(Items listed in a dataset)
•••
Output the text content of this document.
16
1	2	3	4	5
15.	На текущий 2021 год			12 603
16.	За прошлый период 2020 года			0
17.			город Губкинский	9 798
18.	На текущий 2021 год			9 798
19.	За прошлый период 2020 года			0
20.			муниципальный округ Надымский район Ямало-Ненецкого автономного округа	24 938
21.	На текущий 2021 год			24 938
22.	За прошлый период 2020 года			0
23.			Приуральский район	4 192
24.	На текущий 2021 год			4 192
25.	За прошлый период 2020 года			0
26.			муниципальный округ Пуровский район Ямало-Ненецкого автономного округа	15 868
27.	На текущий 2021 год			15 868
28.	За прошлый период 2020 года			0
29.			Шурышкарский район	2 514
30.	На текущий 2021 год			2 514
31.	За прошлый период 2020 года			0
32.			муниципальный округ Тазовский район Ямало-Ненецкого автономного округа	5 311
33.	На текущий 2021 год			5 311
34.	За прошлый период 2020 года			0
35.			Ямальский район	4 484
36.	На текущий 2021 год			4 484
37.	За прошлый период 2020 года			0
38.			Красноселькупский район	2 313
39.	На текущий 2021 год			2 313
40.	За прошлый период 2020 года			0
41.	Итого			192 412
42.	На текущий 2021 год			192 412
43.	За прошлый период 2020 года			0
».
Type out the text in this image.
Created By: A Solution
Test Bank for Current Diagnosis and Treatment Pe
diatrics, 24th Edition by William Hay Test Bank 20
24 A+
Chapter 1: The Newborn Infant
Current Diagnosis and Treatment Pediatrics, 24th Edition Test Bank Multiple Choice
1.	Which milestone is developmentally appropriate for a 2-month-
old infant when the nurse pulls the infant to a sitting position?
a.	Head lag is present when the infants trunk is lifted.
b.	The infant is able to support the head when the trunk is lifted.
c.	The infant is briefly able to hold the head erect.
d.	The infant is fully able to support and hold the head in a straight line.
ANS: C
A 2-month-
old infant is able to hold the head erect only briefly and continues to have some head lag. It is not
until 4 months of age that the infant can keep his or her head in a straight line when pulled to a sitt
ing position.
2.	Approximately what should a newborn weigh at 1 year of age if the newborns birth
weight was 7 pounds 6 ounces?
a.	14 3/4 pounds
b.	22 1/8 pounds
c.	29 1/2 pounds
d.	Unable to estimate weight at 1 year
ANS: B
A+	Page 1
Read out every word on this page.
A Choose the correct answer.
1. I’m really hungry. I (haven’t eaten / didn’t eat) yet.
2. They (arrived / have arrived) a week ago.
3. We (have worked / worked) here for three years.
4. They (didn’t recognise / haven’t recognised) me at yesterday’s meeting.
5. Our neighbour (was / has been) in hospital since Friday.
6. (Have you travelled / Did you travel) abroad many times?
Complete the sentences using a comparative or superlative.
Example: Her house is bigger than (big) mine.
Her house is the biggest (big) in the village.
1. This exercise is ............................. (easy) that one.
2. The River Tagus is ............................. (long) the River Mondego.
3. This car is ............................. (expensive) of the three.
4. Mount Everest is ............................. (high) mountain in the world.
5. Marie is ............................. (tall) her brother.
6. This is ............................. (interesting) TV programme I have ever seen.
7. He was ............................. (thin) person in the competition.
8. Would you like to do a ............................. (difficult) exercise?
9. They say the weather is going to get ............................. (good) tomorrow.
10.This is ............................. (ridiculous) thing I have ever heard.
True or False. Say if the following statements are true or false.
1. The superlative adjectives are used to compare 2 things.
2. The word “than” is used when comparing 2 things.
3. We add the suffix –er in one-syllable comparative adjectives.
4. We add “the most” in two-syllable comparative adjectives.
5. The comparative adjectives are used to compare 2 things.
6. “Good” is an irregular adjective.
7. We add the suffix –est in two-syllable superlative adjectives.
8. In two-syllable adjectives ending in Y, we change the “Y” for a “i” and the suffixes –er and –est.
•••
▶ [EXERCISE]: Pick out the lines containing the word "муниципальный" and show them.

▶ [TASK SOLUTION]:
20.			муниципальный округ Надымский район Ямало-Ненецкого автономного округа	24 938
26.			муниципальный округ Пуровский район Ямало-Ненецкого автономного округа	15 868
32.			муниципальный округ Тазовский район Ямало-Ненецкого автономного округа	5 311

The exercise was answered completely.